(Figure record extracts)
+ + + + +

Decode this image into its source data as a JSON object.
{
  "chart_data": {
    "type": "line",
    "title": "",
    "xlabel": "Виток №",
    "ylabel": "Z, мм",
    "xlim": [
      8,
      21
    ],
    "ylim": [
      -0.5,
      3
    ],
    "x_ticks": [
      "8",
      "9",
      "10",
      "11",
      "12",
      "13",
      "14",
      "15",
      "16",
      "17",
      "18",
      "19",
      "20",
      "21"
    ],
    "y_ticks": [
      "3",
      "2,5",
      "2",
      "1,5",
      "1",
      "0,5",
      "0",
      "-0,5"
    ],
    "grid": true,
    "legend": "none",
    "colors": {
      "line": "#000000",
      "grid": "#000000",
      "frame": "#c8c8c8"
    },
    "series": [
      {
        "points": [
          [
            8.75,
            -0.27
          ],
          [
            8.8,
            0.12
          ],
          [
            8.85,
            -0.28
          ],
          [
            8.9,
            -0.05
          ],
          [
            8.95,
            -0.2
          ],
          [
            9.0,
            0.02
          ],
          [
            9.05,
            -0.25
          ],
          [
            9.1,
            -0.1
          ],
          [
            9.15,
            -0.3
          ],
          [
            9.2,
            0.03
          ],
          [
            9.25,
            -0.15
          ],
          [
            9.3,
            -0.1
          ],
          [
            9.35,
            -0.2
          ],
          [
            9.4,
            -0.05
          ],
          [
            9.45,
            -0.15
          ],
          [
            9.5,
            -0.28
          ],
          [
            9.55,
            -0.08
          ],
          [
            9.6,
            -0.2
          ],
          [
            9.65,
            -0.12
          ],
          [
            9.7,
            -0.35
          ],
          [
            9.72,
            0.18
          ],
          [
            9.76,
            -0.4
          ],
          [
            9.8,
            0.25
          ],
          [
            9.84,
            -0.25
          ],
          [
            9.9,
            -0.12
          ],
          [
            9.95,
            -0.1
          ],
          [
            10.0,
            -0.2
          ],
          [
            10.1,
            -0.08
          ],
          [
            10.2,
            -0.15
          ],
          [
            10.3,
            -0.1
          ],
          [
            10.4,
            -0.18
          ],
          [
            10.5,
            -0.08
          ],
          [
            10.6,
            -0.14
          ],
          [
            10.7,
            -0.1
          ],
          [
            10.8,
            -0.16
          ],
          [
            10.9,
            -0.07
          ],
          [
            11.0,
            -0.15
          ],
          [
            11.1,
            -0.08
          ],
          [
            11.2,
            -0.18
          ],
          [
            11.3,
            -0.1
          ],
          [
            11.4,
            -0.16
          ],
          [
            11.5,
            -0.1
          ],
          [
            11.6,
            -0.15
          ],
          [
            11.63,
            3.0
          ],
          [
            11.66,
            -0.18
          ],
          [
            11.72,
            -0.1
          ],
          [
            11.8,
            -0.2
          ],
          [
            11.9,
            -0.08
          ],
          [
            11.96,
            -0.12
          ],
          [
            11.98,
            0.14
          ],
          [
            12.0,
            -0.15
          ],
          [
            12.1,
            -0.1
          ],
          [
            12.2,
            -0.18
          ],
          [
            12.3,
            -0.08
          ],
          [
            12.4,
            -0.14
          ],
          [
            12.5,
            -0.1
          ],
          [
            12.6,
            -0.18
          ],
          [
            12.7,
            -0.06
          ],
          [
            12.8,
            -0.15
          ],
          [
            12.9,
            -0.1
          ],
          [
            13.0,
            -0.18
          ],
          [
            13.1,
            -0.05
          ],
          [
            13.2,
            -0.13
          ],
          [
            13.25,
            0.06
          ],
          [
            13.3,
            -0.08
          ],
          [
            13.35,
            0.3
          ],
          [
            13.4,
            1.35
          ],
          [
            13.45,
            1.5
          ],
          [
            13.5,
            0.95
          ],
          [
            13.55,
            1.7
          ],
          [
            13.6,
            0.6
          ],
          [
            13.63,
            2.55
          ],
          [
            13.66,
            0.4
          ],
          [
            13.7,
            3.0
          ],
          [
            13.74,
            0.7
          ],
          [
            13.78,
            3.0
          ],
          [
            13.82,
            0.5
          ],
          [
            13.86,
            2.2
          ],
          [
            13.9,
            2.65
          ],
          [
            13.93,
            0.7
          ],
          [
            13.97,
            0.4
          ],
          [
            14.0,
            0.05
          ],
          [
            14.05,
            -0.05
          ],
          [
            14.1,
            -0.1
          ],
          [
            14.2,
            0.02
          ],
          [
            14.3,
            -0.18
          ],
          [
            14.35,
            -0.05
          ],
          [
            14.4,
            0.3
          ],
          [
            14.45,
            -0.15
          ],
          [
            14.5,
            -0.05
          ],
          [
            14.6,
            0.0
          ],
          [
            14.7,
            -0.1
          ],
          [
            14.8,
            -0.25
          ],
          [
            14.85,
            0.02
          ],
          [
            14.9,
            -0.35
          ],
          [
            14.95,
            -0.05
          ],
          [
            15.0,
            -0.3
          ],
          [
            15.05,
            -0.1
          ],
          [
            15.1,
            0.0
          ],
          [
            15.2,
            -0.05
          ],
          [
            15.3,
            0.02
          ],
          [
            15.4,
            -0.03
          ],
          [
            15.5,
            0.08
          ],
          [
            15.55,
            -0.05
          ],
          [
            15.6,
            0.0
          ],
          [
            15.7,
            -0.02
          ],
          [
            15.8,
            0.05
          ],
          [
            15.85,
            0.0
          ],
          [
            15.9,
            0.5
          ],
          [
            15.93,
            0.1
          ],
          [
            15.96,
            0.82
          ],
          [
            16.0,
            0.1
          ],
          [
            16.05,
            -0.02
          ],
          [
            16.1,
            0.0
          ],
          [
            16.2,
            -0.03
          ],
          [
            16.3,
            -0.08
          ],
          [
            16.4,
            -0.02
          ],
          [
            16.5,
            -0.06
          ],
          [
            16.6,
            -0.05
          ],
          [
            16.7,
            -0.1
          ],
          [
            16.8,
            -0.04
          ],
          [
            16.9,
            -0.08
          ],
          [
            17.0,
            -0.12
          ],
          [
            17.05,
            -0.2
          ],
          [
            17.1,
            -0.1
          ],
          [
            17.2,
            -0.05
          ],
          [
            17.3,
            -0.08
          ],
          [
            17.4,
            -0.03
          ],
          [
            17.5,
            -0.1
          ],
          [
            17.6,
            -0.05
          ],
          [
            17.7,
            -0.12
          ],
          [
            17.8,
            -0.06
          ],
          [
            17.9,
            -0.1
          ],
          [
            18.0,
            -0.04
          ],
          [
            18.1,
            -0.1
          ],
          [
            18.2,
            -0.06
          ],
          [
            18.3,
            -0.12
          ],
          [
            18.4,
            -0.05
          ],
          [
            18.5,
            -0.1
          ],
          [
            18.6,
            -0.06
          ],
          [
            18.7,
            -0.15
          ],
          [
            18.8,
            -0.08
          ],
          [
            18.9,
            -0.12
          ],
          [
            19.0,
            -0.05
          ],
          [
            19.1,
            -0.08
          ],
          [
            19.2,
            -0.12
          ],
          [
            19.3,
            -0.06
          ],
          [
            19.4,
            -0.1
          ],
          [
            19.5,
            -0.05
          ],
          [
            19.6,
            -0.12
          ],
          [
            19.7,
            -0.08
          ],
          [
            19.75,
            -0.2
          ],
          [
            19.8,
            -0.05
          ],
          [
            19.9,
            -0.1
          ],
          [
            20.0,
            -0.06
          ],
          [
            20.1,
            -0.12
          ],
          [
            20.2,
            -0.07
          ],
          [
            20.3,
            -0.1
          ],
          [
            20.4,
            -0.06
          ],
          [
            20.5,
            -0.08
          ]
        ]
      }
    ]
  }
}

+ + + + +

### Your goal
Extract the full set of entries word for word.

### Exercise output
Decode this image into its source data as a JSON object.
{
  "chart_data": {
    "type": "line",
    "title": "",
    "xlabel": "Виток №",
    "ylabel": "Z, мм",
    "xlim": [
      8,
      21
    ],
    "ylim": [
      -0.5,
      3
    ],
    "x_ticks": [
      "8",
      "9",
      "10",
      "11",
      "12",
      "13",
      "14",
      "15",
      "16",
      "17",
      "18",
      "19",
      "20",
      "21"
    ],
    "y_ticks": [
      "3",
      "2,5",
      "2",
      "1,5",
      "1",
      "0,5",
      "0",
      "-0,5"
    ],
    "grid": true,
    "legend": "none",
    "colors": {
      "line": "#000000",
      "grid": "#000000",
      "frame": "#c8c8c8"
    },
    "series": [
      {
        "points": [
          [
            8.75,
            -0.27
          ],
          [
            8.8,
            0.12
          ],
          [
            8.85,
            -0.28
          ],
          [
            8.9,
            -0.05
          ],
          [
            8.95,
            -0.2
          ],
          [
            9.0,
            0.02
          ],
          [
            9.05,
            -0.25
          ],
          [
            9.1,
            -0.1
          ],
          [
            9.15,
            -0.3
          ],
          [
            9.2,
            0.03
          ],
          [
            9.25,
            -0.15
          ],
          [
            9.3,
            -0.1
          ],
          [
            9.35,
            -0.2
          ],
          [
            9.4,
            -0.05
          ],
          [
            9.45,
            -0.15
          ],
          [
            9.5,
            -0.28
          ],
          [
            9.55,
            -0.08
          ],
          [
            9.6,
            -0.2
          ],
          [
            9.65,
            -0.12
          ],
          [
            9.7,
            -0.35
          ],
          [
            9.72,
            0.18
          ],
          [
            9.76,
            -0.4
          ],
          [
            9.8,
            0.25
          ],
          [
            9.84,
            -0.25
          ],
          [
            9.9,
            -0.12
          ],
          [
            9.95,
            -0.1
          ],
          [
            10.0,
            -0.2
          ],
          [
            10.1,
            -0.08
          ],
          [
            10.2,
            -0.15
          ],
          [
            10.3,
            -0.1
          ],
          [
            10.4,
            -0.18
          ],
          [
            10.5,
            -0.08
          ],
          [
            10.6,
            -0.14
          ],
          [
            10.7,
            -0.1
          ],
          [
            10.8,
            -0.16
          ],
          [
            10.9,
            -0.07
          ],
          [
            11.0,
            -0.15
          ],
          [
            11.1,
            -0.08
          ],
          [
            11.2,
            -0.18
          ],
          [
            11.3,
            -0.1
          ],
          [
            11.4,
            -0.16
          ],
          [
            11.5,
            -0.1
          ],
          [
            11.6,
            -0.15
          ],
          [
            11.63,
            3.0
          ],
          [
            11.66,
            -0.18
          ],
          [
            11.72,
            -0.1
          ],
          [
            11.8,
            -0.2
          ],
          [
            11.9,
            -0.08
          ],
          [
            11.96,
            -0.12
          ],
          [
            11.98,
            0.14
          ],
          [
            12.0,
            -0.15
          ],
          [
            12.1,
            -0.1
          ],
          [
            12.2,
            -0.18
          ],
          [
            12.3,
            -0.08
          ],
          [
            12.4,
            -0.14
          ],
          [
            12.5,
            -0.1
          ],
          [
            12.6,
            -0.18
          ],
          [
            12.7,
            -0.06
          ],
          [
            12.8,
            -0.15
          ],
          [
            12.9,
            -0.1
          ],
          [
            13.0,
            -0.18
          ],
          [
            13.1,
            -0.05
          ],
          [
            13.2,
            -0.13
          ],
          [
            13.25,
            0.06
          ],
          [
            13.3,
            -0.08
          ],
          [
            13.35,
            0.3
          ],
          [
            13.4,
            1.35
          ],
          [
            13.45,
            1.5
          ],
          [
            13.5,
            0.95
          ],
          [
            13.55,
            1.7
          ],
          [
            13.6,
            0.6
          ],
          [
            13.63,
            2.55
          ],
          [
            13.66,
            0.4
          ],
          [
            13.7,
            3.0
          ],
          [
            13.74,
            0.7
          ],
          [
            13.78,
            3.0
          ],
          [
            13.82,
            0.5
          ],
          [
            13.86,
            2.2
          ],
          [
            13.9,
            2.65
          ],
          [
            13.93,
            0.7
          ],
          [
            13.97,
            0.4
          ],
          [
            14.0,
            0.05
          ],
          [
            14.05,
            -0.05
          ],
          [
            14.1,
            -0.1
          ],
          [
            14.2,
            0.02
          ],
          [
            14.3,
            -0.18
          ],
          [
            14.35,
            -0.05
          ],
          [
            14.4,
            0.3
          ],
          [
            14.45,
            -0.15
          ],
          [
            14.5,
            -0.05
          ],
          [
            14.6,
            0.0
          ],
          [
            14.7,
            -0.1
          ],
          [
            14.8,
            -0.25
          ],
          [
            14.85,
            0.02
          ],
          [
            14.9,
            -0.35
          ],
          [
            14.95,
            -0.05
          ],
          [
            15.0,
            -0.3
          ],
          [
            15.05,
            -0.1
          ],
          [
            15.1,
            0.0
          ],
          [
            15.2,
            -0.05
          ],
          [
            15.3,
            0.02
          ],
          [
            15.4,
            -0.03
          ],
          [
            15.5,
            0.08
          ],
          [
            15.55,
            -0.05
          ],
          [
            15.6,
            0.0
          ],
          [
            15.7,
            -0.02
          ],
          [
            15.8,
            0.05
          ],
          [
            15.85,
            0.0
          ],
          [
            15.9,
            0.5
          ],
          [
            15.93,
            0.1
          ],
          [
            15.96,
            0.82
          ],
          [
            16.0,
            0.1
          ],
          [
            16.05,
            -0.02
          ],
          [
            16.1,
            0.0
          ],
          [
            16.2,
            -0.03
          ],
          [
            16.3,
            -0.08
          ],
          [
            16.4,
            -0.02
          ],
          [
            16.5,
            -0.06
          ],
          [
            16.6,
            -0.05
          ],
          [
            16.7,
            -0.1
          ],
          [
            16.8,
            -0.04
          ],
          [
            16.9,
            -0.08
          ],
          [
            17.0,
            -0.12
          ],
          [
            17.05,
            -0.2
          ],
          [
            17.1,
            -0.1
          ],
          [
            17.2,
            -0.05
          ],
          [
            17.3,
            -0.08
          ],
          [
            17.4,
            -0.03
          ],
          [
            17.5,
            -0.1
          ],
          [
            17.6,
            -0.05
          ],
          [
            17.7,
            -0.12
          ],
          [
            17.8,
            -0.06
          ],
          [
            17.9,
            -0.1
          ],
          [
            18.0,
            -0.04
          ],
          [
            18.1,
            -0.1
          ],
          [
            18.2,
            -0.06
          ],
          [
            18.3,
            -0.12
          ],
          [
            18.4,
            -0.05
          ],
          [
            18.5,
            -0.1
          ],
          [
            18.6,
            -0.06
          ],
          [
            18.7,
            -0.15
          ],
          [
            18.8,
            -0.08
          ],
          [
            18.9,
            -0.12
          ],
          [
            19.0,
            -0.05
          ],
          [
            19.1,
            -0.08
          ],
          [
            19.2,
            -0.12
          ],
          [
            19.3,
            -0.06
          ],
          [
            19.4,
            -0.1
          ],
          [
            19.5,
            -0.05
          ],
          [
            19.6,
            -0.12
          ],
          [
            19.7,
            -0.08
          ],
          [
            19.75,
            -0.2
          ],
          [
            19.8,
            -0.05
          ],
          [
            19.9,
            -0.1
          ],
          [
            20.0,
            -0.06
          ],
          [
            20.1,
            -0.12
          ],
          [
            20.2,
            -0.07
          ],
          [
            20.3,
            -0.1
          ],
          [
            20.4,
            -0.06
          ],
          [
            20.5,
            -0.08
          ]
        ]
      }
    ]
  }
}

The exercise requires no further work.